YOUR GOAL:
Gather all lines in the data that hold the string "JSON".

GIVEN RECORDS:
━━━━━━━━
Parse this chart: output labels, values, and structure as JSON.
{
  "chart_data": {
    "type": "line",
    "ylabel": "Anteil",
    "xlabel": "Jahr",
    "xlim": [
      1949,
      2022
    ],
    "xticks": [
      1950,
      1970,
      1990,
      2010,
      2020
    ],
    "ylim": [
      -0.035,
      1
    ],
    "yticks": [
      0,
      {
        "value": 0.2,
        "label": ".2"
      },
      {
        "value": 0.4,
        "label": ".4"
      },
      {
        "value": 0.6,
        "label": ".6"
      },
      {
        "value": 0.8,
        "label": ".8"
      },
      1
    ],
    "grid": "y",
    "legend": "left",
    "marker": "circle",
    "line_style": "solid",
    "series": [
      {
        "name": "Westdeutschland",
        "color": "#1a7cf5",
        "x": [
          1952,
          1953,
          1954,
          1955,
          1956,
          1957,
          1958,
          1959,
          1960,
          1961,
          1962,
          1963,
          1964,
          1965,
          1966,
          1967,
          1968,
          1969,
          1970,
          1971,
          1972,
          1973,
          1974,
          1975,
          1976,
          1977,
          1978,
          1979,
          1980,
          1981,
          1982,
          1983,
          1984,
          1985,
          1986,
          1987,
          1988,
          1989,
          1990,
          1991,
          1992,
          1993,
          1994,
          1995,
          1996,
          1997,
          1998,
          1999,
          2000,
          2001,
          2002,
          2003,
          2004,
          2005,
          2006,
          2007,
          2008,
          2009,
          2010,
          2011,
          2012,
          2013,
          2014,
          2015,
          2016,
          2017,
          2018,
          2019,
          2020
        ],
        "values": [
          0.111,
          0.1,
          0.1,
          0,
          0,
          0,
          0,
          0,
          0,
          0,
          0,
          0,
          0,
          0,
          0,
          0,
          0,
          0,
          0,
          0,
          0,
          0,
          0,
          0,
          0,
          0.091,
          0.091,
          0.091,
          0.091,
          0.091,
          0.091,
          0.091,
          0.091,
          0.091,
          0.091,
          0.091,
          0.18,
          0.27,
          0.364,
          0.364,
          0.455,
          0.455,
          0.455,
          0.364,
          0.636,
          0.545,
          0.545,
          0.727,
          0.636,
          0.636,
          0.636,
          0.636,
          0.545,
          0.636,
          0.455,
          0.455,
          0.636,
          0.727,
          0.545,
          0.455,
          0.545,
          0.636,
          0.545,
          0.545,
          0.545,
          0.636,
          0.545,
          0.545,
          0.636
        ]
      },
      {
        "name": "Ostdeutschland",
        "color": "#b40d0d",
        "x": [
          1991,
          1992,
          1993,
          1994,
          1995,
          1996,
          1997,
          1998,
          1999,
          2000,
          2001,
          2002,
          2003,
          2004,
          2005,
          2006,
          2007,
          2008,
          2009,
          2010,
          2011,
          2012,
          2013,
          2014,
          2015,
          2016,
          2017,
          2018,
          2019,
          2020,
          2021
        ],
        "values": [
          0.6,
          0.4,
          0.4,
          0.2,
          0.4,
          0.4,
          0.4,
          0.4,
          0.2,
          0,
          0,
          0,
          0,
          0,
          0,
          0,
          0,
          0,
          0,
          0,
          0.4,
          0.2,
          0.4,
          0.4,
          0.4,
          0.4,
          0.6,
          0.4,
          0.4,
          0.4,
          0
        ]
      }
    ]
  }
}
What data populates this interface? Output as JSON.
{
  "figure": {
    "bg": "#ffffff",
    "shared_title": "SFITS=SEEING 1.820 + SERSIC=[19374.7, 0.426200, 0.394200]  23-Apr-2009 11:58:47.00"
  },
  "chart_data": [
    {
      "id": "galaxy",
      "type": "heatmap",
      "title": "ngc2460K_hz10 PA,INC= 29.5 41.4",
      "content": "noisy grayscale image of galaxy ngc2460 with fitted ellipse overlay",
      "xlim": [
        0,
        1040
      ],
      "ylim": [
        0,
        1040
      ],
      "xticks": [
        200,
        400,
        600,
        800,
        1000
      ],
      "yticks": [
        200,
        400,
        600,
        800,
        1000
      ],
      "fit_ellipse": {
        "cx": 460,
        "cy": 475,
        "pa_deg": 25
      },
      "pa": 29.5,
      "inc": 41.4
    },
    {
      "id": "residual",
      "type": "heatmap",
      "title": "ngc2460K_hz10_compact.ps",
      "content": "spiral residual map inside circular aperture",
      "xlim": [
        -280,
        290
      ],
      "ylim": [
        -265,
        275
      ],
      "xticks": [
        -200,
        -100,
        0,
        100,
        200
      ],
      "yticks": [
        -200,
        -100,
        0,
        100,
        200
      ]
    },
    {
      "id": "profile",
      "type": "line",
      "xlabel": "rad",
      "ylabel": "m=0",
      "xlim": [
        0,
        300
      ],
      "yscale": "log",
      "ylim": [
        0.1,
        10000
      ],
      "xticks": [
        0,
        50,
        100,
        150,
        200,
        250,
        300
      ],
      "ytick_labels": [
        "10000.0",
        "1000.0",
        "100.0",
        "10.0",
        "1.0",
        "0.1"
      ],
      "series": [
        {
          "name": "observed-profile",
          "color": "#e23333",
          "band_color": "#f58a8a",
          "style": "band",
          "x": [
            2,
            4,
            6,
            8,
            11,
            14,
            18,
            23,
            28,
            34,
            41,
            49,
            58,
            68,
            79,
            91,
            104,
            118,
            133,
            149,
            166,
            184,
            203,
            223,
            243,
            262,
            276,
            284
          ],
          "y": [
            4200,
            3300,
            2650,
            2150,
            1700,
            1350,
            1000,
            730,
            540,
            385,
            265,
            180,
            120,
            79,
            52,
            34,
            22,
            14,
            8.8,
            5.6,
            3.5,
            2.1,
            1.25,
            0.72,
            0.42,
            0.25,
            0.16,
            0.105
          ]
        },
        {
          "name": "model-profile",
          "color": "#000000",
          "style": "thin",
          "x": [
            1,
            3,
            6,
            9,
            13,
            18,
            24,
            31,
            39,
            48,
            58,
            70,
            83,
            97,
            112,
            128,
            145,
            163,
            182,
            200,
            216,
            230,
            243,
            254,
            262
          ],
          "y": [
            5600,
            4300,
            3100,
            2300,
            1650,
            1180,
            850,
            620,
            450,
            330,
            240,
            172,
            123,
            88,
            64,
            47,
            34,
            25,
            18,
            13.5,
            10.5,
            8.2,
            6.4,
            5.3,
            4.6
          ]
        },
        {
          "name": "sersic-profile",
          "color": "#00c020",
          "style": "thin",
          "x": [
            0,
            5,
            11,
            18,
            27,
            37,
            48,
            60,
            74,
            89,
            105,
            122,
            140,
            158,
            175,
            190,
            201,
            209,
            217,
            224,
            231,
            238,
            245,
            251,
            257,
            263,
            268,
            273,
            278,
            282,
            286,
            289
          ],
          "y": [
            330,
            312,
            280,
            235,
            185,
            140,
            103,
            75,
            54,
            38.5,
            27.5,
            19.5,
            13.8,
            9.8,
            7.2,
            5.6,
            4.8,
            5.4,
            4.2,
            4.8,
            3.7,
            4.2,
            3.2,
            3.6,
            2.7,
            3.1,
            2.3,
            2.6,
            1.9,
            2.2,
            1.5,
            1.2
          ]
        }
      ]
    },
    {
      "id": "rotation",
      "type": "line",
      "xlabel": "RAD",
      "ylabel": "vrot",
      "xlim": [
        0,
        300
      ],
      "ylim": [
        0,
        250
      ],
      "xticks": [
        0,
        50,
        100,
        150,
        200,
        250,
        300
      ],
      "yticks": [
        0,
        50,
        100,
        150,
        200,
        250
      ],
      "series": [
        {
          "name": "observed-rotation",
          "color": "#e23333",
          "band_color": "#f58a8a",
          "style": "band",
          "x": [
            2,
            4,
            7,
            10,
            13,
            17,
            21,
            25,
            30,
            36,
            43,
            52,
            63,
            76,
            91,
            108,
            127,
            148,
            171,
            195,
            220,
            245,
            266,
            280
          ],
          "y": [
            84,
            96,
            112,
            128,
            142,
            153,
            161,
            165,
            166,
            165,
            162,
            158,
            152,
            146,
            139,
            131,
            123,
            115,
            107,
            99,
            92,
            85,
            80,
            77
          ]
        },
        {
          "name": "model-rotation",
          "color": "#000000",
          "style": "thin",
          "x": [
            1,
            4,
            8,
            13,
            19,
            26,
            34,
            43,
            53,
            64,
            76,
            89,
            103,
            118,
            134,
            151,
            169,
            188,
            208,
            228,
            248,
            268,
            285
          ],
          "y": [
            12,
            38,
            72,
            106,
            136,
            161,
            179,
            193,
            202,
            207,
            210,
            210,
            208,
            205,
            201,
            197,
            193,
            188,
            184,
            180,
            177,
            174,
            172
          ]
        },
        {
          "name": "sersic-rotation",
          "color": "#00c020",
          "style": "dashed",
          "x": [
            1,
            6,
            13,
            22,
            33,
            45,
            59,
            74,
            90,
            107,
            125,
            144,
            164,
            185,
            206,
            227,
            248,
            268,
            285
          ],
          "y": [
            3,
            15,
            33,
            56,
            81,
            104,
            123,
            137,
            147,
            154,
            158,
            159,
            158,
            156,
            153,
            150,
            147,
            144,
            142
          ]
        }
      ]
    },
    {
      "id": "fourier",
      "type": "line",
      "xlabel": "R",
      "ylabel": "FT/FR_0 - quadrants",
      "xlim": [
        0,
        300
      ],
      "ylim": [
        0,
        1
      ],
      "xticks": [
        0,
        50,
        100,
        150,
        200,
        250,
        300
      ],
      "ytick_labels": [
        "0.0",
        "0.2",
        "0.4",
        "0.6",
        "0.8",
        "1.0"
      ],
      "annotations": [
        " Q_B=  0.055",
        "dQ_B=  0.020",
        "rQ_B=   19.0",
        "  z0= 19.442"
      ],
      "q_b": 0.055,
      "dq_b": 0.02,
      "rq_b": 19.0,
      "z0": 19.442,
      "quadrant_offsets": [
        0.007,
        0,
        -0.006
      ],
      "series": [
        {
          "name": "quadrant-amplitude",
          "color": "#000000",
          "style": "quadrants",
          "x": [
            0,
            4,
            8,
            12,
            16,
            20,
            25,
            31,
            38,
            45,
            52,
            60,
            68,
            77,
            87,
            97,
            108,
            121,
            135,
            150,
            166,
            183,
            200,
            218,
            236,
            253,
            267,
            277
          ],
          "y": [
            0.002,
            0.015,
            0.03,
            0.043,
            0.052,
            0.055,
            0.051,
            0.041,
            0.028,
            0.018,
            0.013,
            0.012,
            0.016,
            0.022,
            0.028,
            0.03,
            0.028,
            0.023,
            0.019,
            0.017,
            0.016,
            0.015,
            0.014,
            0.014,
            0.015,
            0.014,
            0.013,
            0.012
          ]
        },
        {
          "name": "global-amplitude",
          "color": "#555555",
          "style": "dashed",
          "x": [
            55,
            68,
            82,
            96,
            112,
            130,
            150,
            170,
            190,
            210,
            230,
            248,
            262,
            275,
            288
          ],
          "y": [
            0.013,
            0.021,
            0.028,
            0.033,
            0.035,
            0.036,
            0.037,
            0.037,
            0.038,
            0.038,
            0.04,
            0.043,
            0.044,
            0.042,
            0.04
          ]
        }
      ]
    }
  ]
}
━━━━━━━━
RESULT BELOW:
Parse this chart: output labels, values, and structure as JSON.
What data populates this interface? Output as JSON.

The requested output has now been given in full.